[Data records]
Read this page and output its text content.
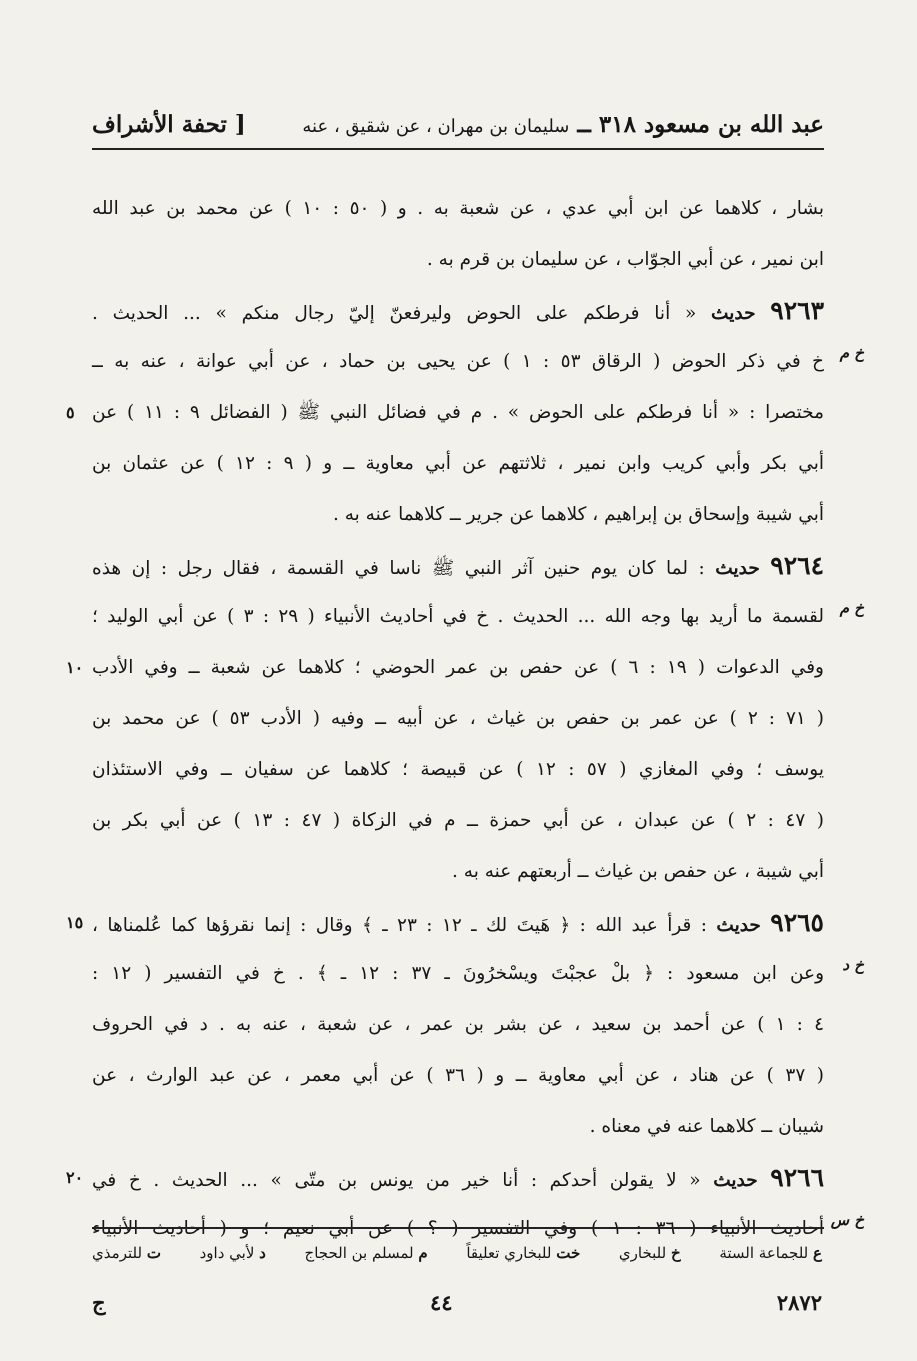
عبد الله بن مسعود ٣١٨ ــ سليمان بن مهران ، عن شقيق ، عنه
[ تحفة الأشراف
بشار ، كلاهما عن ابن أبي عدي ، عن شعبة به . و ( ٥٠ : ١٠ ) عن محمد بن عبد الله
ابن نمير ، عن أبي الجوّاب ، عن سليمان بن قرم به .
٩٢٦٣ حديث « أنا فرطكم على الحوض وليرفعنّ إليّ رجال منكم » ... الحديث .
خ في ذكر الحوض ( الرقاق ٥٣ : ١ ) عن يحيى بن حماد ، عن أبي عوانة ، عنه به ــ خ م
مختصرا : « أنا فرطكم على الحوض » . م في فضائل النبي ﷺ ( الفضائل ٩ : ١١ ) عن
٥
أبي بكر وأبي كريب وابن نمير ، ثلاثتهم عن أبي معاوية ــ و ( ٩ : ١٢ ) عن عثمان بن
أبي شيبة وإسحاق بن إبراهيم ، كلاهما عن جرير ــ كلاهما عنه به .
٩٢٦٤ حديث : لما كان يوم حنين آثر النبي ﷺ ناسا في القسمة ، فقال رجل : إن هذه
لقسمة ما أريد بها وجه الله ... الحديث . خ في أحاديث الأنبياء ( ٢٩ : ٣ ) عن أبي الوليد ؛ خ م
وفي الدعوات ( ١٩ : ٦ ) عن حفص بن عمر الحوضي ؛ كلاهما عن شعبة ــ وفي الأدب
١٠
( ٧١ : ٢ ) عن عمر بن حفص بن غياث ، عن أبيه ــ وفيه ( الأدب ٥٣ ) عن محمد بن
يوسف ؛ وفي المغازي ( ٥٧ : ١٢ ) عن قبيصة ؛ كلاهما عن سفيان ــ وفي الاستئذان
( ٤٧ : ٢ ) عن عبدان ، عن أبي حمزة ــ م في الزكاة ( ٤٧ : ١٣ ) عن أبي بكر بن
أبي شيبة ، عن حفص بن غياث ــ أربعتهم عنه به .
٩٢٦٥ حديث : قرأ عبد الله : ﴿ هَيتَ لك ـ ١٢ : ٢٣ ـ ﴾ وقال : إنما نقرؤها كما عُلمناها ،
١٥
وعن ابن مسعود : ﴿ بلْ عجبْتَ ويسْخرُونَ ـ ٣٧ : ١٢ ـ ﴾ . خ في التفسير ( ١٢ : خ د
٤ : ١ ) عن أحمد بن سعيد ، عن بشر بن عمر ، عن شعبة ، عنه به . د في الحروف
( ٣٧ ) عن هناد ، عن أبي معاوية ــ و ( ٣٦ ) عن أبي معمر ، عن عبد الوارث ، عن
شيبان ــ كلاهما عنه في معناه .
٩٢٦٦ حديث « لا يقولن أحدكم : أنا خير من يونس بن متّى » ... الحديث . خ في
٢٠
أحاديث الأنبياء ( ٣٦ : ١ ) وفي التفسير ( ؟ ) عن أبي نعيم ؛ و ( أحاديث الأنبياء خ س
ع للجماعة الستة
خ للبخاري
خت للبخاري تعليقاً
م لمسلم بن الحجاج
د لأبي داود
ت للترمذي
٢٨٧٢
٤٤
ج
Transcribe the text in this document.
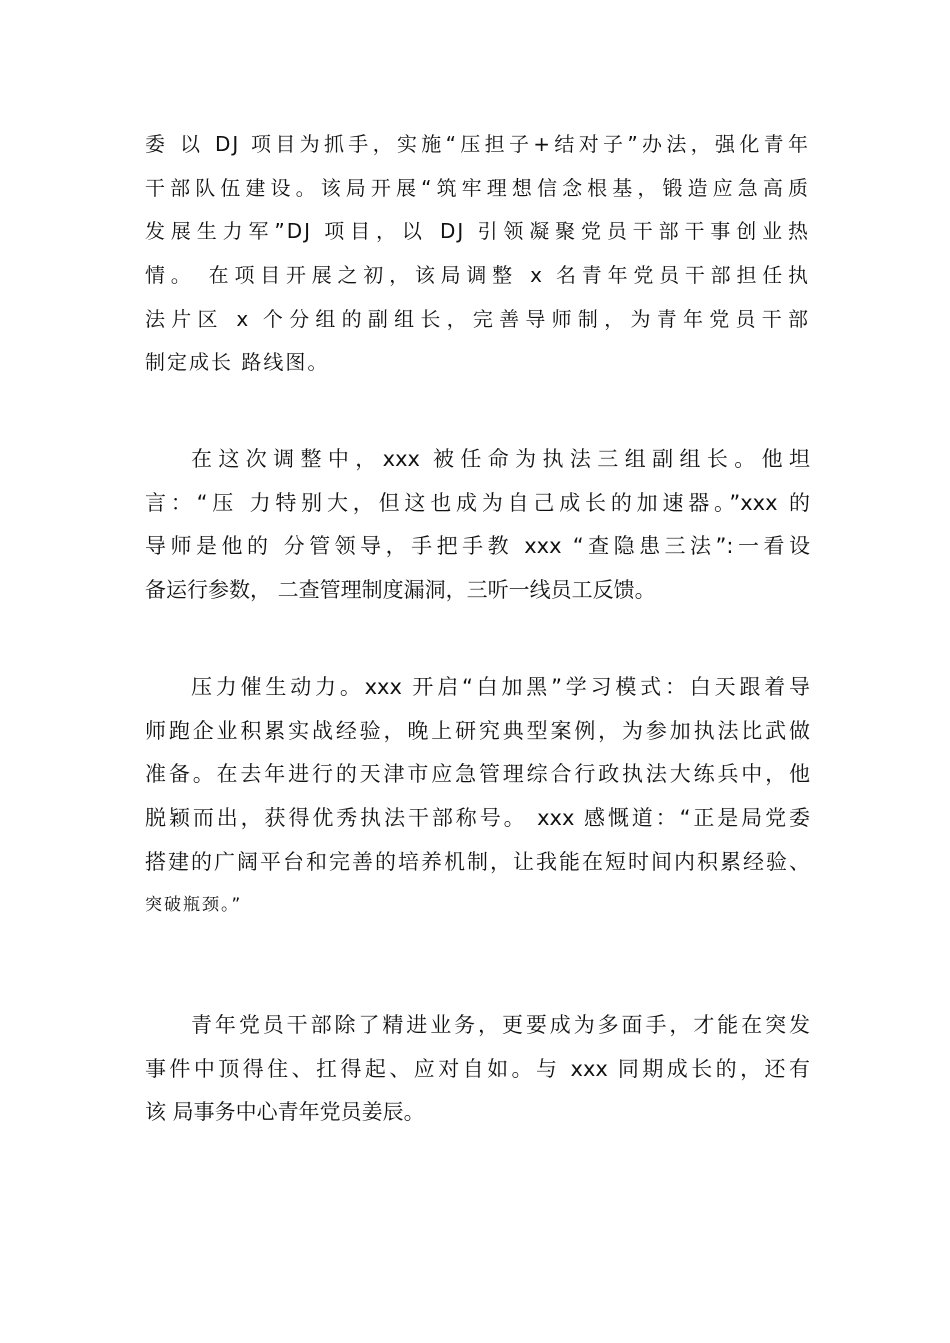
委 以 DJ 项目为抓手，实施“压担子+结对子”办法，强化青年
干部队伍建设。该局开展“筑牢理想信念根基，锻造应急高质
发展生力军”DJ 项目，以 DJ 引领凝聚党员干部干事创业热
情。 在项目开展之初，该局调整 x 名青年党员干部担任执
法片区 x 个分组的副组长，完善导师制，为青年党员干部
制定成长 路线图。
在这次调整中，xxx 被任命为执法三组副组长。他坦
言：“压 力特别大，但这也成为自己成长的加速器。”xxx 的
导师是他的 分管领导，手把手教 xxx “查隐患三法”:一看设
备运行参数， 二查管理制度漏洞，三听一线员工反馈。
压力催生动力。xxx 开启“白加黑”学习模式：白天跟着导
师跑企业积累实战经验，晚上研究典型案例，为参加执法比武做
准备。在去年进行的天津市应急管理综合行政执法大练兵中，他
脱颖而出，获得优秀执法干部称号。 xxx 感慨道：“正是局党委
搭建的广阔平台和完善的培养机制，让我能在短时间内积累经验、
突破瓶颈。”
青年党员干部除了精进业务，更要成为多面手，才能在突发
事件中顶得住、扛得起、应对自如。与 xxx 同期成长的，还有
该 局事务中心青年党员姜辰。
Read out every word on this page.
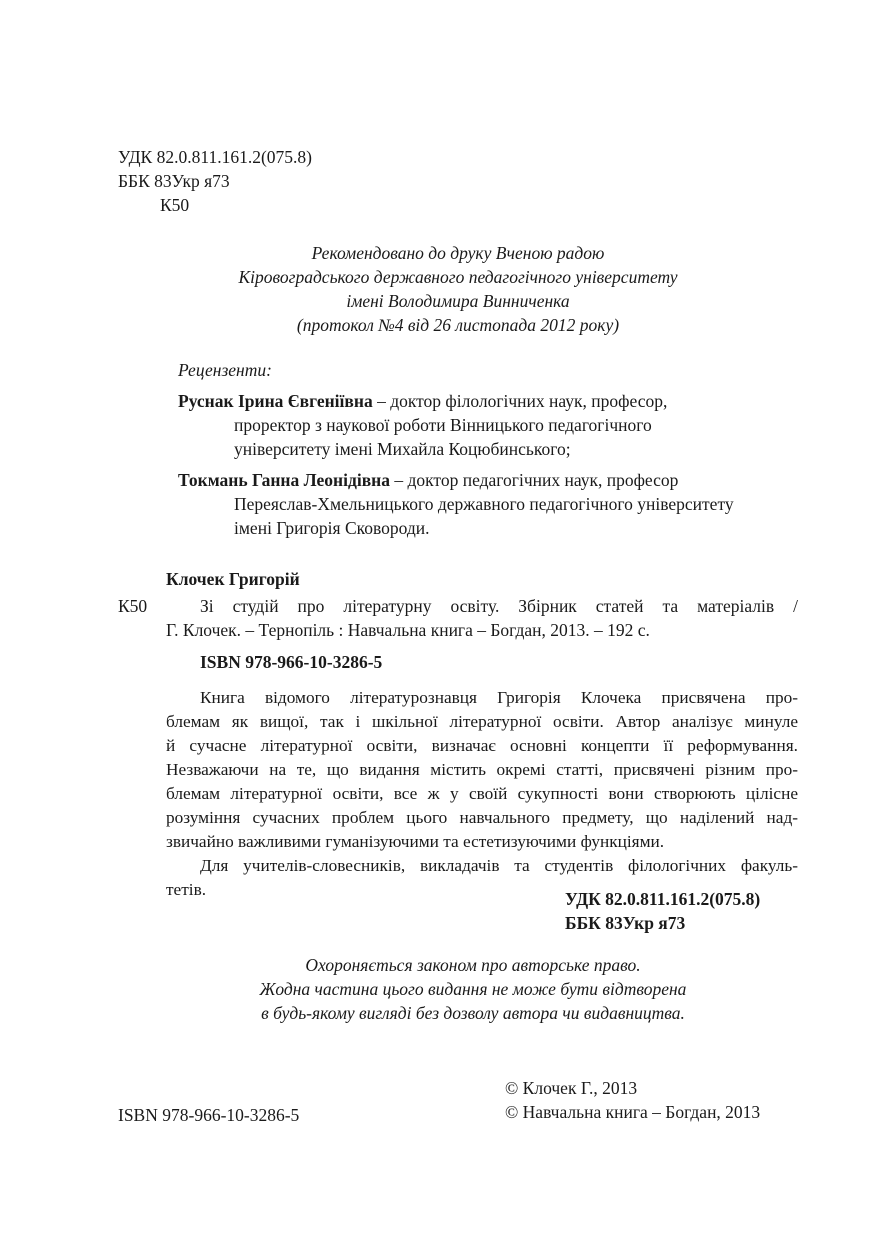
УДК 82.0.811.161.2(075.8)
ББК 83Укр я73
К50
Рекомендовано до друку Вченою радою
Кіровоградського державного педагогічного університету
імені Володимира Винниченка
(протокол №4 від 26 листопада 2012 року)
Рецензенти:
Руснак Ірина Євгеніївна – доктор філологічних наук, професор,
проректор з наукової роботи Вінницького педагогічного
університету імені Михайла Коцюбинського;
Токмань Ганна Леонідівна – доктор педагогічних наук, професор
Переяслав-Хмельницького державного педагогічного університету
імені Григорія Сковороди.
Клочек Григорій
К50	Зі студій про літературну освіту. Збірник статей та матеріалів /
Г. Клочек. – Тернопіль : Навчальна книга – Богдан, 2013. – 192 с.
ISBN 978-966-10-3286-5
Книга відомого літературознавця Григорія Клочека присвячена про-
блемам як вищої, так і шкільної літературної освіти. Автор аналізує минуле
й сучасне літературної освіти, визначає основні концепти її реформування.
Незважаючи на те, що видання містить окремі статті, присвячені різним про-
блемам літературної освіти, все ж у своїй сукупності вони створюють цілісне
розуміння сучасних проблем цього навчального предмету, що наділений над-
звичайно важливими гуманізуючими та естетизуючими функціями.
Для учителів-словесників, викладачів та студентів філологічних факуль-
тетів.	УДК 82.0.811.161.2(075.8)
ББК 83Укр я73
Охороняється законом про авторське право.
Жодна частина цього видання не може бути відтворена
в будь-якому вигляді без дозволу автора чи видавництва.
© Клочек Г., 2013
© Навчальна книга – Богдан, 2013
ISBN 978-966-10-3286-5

Problem requirements: Without including the pictures, reproduce all entries exactly.

Solution:
Read this page and output its text content.
عبد الله بن مسعود ٣١٨ ــ سليمان بن مهران ، عن شقيق ، عنه
[ تحفة الأشراف
بشار ، كلاهما عن ابن أبي عدي ، عن شعبة به . و ( ٥٠ : ١٠ ) عن محمد بن عبد الله
ابن نمير ، عن أبي الجوّاب ، عن سليمان بن قرم به .
٩٢٦٣ حديث « أنا فرطكم على الحوض وليرفعنّ إليّ رجال منكم » ... الحديث .
خ في ذكر الحوض ( الرقاق ٥٣ : ١ ) عن يحيى بن حماد ، عن أبي عوانة ، عنه به ــ خ م
مختصرا : « أنا فرطكم على الحوض » . م في فضائل النبي ﷺ ( الفضائل ٩ : ١١ ) عن
٥
أبي بكر وأبي كريب وابن نمير ، ثلاثتهم عن أبي معاوية ــ و ( ٩ : ١٢ ) عن عثمان بن
أبي شيبة وإسحاق بن إبراهيم ، كلاهما عن جرير ــ كلاهما عنه به .
٩٢٦٤ حديث : لما كان يوم حنين آثر النبي ﷺ ناسا في القسمة ، فقال رجل : إن هذه
لقسمة ما أريد بها وجه الله ... الحديث . خ في أحاديث الأنبياء ( ٢٩ : ٣ ) عن أبي الوليد ؛ خ م
وفي الدعوات ( ١٩ : ٦ ) عن حفص بن عمر الحوضي ؛ كلاهما عن شعبة ــ وفي الأدب
١٠
( ٧١ : ٢ ) عن عمر بن حفص بن غياث ، عن أبيه ــ وفيه ( الأدب ٥٣ ) عن محمد بن
يوسف ؛ وفي المغازي ( ٥٧ : ١٢ ) عن قبيصة ؛ كلاهما عن سفيان ــ وفي الاستئذان
( ٤٧ : ٢ ) عن عبدان ، عن أبي حمزة ــ م في الزكاة ( ٤٧ : ١٣ ) عن أبي بكر بن
أبي شيبة ، عن حفص بن غياث ــ أربعتهم عنه به .
٩٢٦٥ حديث : قرأ عبد الله : ﴿ هَيتَ لك ـ ١٢ : ٢٣ ـ ﴾ وقال : إنما نقرؤها كما عُلمناها ،
١٥
وعن ابن مسعود : ﴿ بلْ عجبْتَ ويسْخرُونَ ـ ٣٧ : ١٢ ـ ﴾ . خ في التفسير ( ١٢ : خ د
٤ : ١ ) عن أحمد بن سعيد ، عن بشر بن عمر ، عن شعبة ، عنه به . د في الحروف
( ٣٧ ) عن هناد ، عن أبي معاوية ــ و ( ٣٦ ) عن أبي معمر ، عن عبد الوارث ، عن
شيبان ــ كلاهما عنه في معناه .
٩٢٦٦ حديث « لا يقولن أحدكم : أنا خير من يونس بن متّى » ... الحديث . خ في
٢٠
أحاديث الأنبياء ( ٣٦ : ١ ) وفي التفسير ( ؟ ) عن أبي نعيم ؛ و ( أحاديث الأنبياء خ س
ع للجماعة الستة
خ للبخاري
خت للبخاري تعليقاً
م لمسلم بن الحجاج
د لأبي داود
ت للترمذي
٢٨٧٢
٤٤
ج
Transcribe the text in this document.
委 以 DJ 项目为抓手，实施“压担子+结对子”办法，强化青年
干部队伍建设。该局开展“筑牢理想信念根基，锻造应急高质
发展生力军”DJ 项目，以 DJ 引领凝聚党员干部干事创业热
情。 在项目开展之初，该局调整 x 名青年党员干部担任执
法片区 x 个分组的副组长，完善导师制，为青年党员干部
制定成长 路线图。
在这次调整中，xxx 被任命为执法三组副组长。他坦
言：“压 力特别大，但这也成为自己成长的加速器。”xxx 的
导师是他的 分管领导，手把手教 xxx “查隐患三法”:一看设
备运行参数， 二查管理制度漏洞，三听一线员工反馈。
压力催生动力。xxx 开启“白加黑”学习模式：白天跟着导
师跑企业积累实战经验，晚上研究典型案例，为参加执法比武做
准备。在去年进行的天津市应急管理综合行政执法大练兵中，他
脱颖而出，获得优秀执法干部称号。 xxx 感慨道：“正是局党委
搭建的广阔平台和完善的培养机制，让我能在短时间内积累经验、
突破瓶颈。”
青年党员干部除了精进业务，更要成为多面手，才能在突发
事件中顶得住、扛得起、应对自如。与 xxx 同期成长的，还有
该 局事务中心青年党员姜辰。
Read out every word on this page.
УДК 82.0.811.161.2(075.8)
ББК 83Укр я73
К50
Рекомендовано до друку Вченою радою
Кіровоградського державного педагогічного університету
імені Володимира Винниченка
(протокол №4 від 26 листопада 2012 року)
Рецензенти:
Руснак Ірина Євгеніївна – доктор філологічних наук, професор,
проректор з наукової роботи Вінницького педагогічного
університету імені Михайла Коцюбинського;
Токмань Ганна Леонідівна – доктор педагогічних наук, професор
Переяслав-Хмельницького державного педагогічного університету
імені Григорія Сковороди.
Клочек Григорій
К50	Зі студій про літературну освіту. Збірник статей та матеріалів /
Г. Клочек. – Тернопіль : Навчальна книга – Богдан, 2013. – 192 с.
ISBN 978-966-10-3286-5
Книга відомого літературознавця Григорія Клочека присвячена про-
блемам як вищої, так і шкільної літературної освіти. Автор аналізує минуле
й сучасне літературної освіти, визначає основні концепти її реформування.
Незважаючи на те, що видання містить окремі статті, присвячені різним про-
блемам літературної освіти, все ж у своїй сукупності вони створюють цілісне
розуміння сучасних проблем цього навчального предмету, що наділений над-
звичайно важливими гуманізуючими та естетизуючими функціями.
Для учителів-словесників, викладачів та студентів філологічних факуль-
тетів.	УДК 82.0.811.161.2(075.8)
ББК 83Укр я73
Охороняється законом про авторське право.
Жодна частина цього видання не може бути відтворена
в будь-якому вигляді без дозволу автора чи видавництва.
© Клочек Г., 2013
© Навчальна книга – Богдан, 2013
ISBN 978-966-10-3286-5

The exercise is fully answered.